§ Task directions: For each line below that contains the string "Senzaki", copy that line.

§ Supplied information:

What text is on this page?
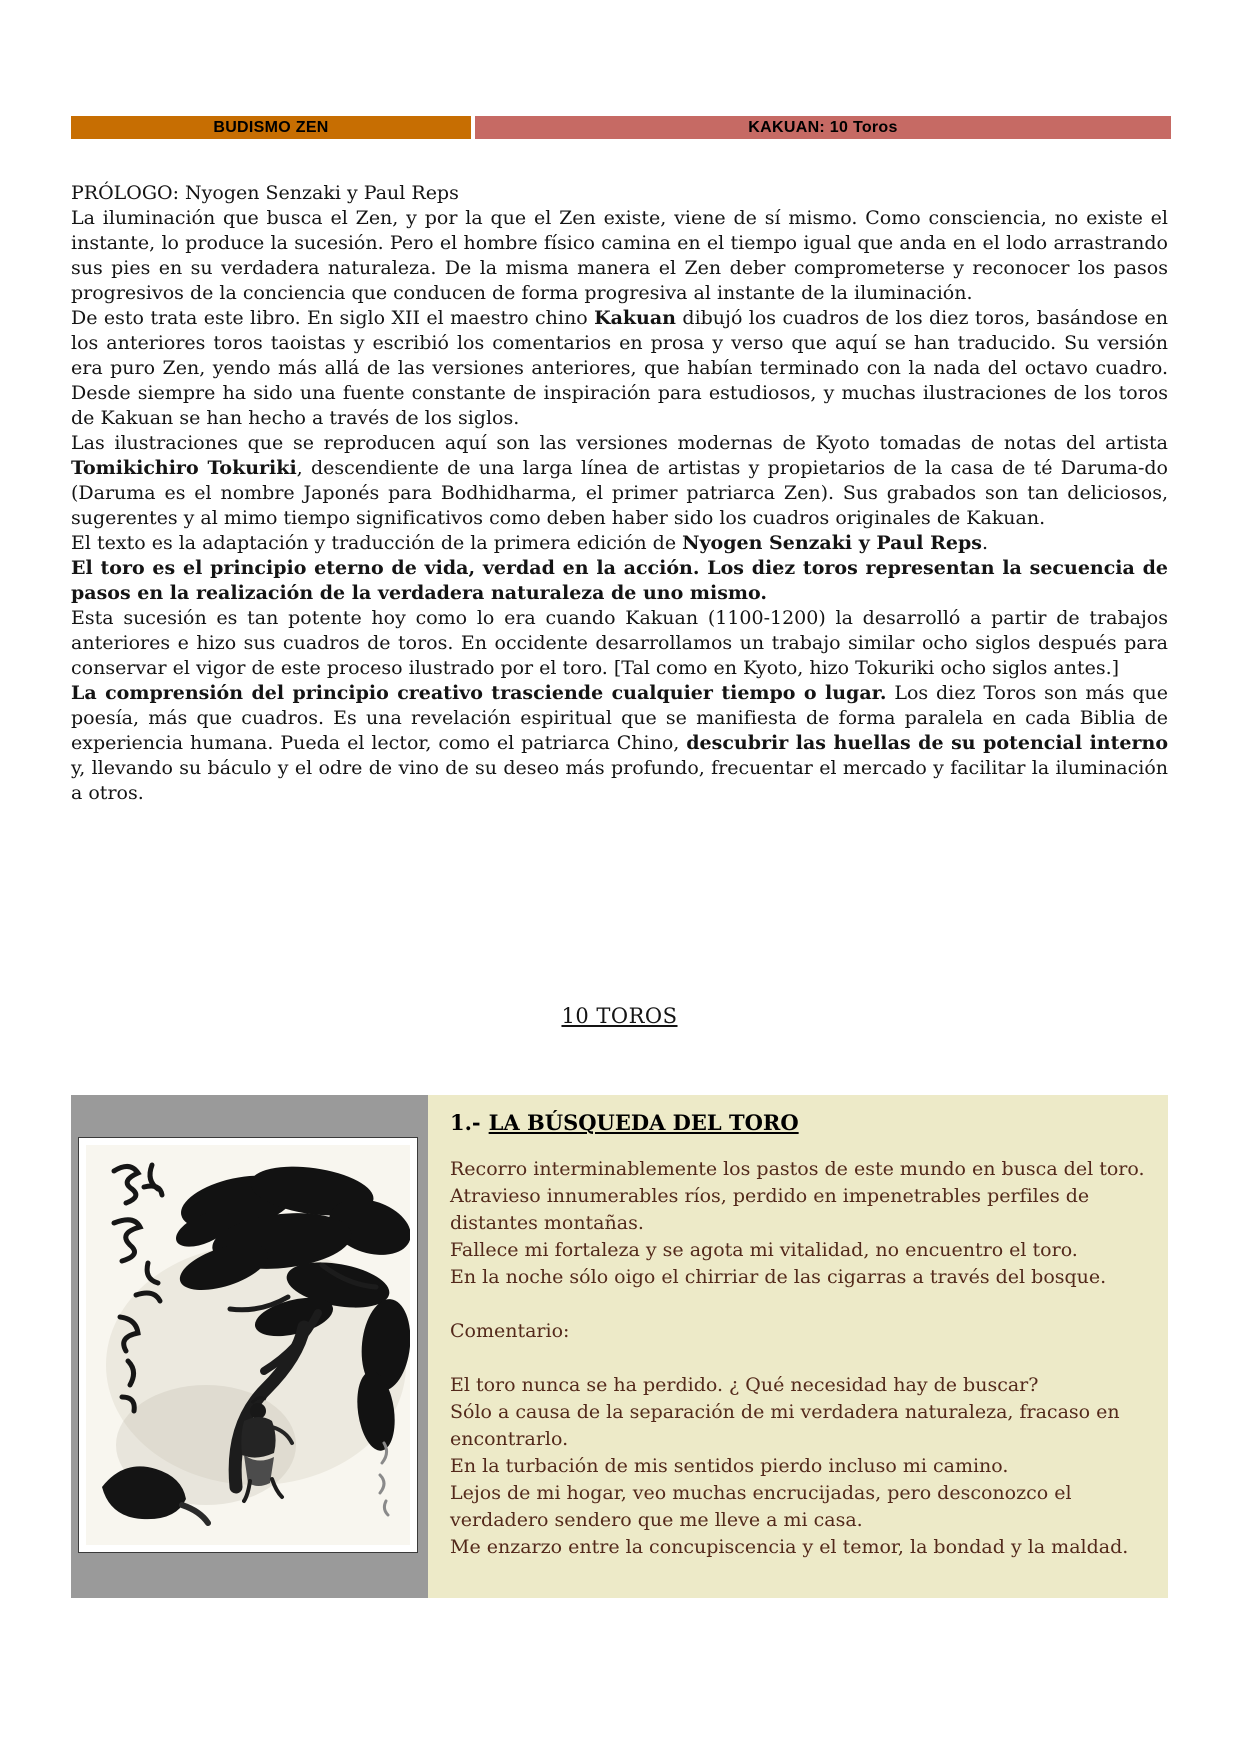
BUDISMO ZEN	KAKUAN: 10 Toros

PRÓLOGO: Nyogen Senzaki y Paul Reps

La iluminación que busca el Zen, y por la que el Zen existe, viene de sí mismo. Como consciencia, no existe el instante, lo produce la sucesión. Pero el hombre físico camina en el tiempo igual que anda en el lodo arrastrando sus pies en su verdadera naturaleza. De la misma manera el Zen deber comprometerse y reconocer los pasos progresivos de la conciencia que conducen de forma progresiva al instante de la iluminación.

De esto trata este libro. En siglo XII el maestro chino Kakuan dibujó los cuadros de los diez toros, basándose en los anteriores toros taoistas y escribió los comentarios en prosa y verso que aquí se han traducido. Su versión era puro Zen, yendo más allá de las versiones anteriores, que habían terminado con la nada del octavo cuadro. Desde siempre ha sido una fuente constante de inspiración para estudiosos, y muchas ilustraciones de los toros de Kakuan se han hecho a través de los siglos.

Las ilustraciones que se reproducen aquí son las versiones modernas de Kyoto tomadas de notas del artista Tomikichiro Tokuriki, descendiente de una larga línea de artistas y propietarios de la casa de té Daruma-do (Daruma es el nombre Japonés para Bodhidharma, el primer patriarca Zen). Sus grabados son tan deliciosos, sugerentes y al mimo tiempo significativos como deben haber sido los cuadros originales de Kakuan.

El texto es la adaptación y traducción de la primera edición de Nyogen Senzaki y Paul Reps.

El toro es el principio eterno de vida, verdad en la acción. Los diez toros representan la secuencia de pasos en la realización de la verdadera naturaleza de uno mismo.

Esta sucesión es tan potente hoy como lo era cuando Kakuan (1100-1200) la desarrolló a partir de trabajos anteriores e hizo sus cuadros de toros. En occidente desarrollamos un trabajo similar ocho siglos después para conservar el vigor de este proceso ilustrado por el toro. [Tal como en Kyoto, hizo Tokuriki ocho siglos antes.]

La comprensión del principio creativo trasciende cualquier tiempo o lugar. Los diez Toros son más que poesía, más que cuadros. Es una revelación espiritual que se manifiesta de forma paralela en cada Biblia de experiencia humana. Pueda el lector, como el patriarca Chino, descubrir las huellas de su potencial interno y, llevando su báculo y el odre de vino de su deseo más profundo, frecuentar el mercado y facilitar la iluminación a otros.

10 TOROS
1.- LA BÚSQUEDA DEL TORO
Recorro interminablemente los pastos de este mundo en busca del toro.
Atravieso innumerables ríos, perdido en impenetrables perfiles de
distantes montañas.
Fallece mi fortaleza y se agota mi vitalidad, no encuentro el toro.
En la noche sólo oigo el chirriar de las cigarras a través del bosque.

Comentario:

El toro nunca se ha perdido. ¿ Qué necesidad hay de buscar?
Sólo a causa de la separación de mi verdadera naturaleza, fracaso en
encontrarlo.
En la turbación de mis sentidos pierdo incluso mi camino.
Lejos de mi hogar, veo muchas encrucijadas, pero desconozco el
verdadero sendero que me lleve a mi casa.
Me enzarzo entre la concupiscencia y el temor, la bondad y la maldad.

§ Expected answer:
PRÓLOGO: Nyogen Senzaki y Paul Reps
El texto es la adaptación y traducción de la primera edición de Nyogen Senzaki y Paul Reps.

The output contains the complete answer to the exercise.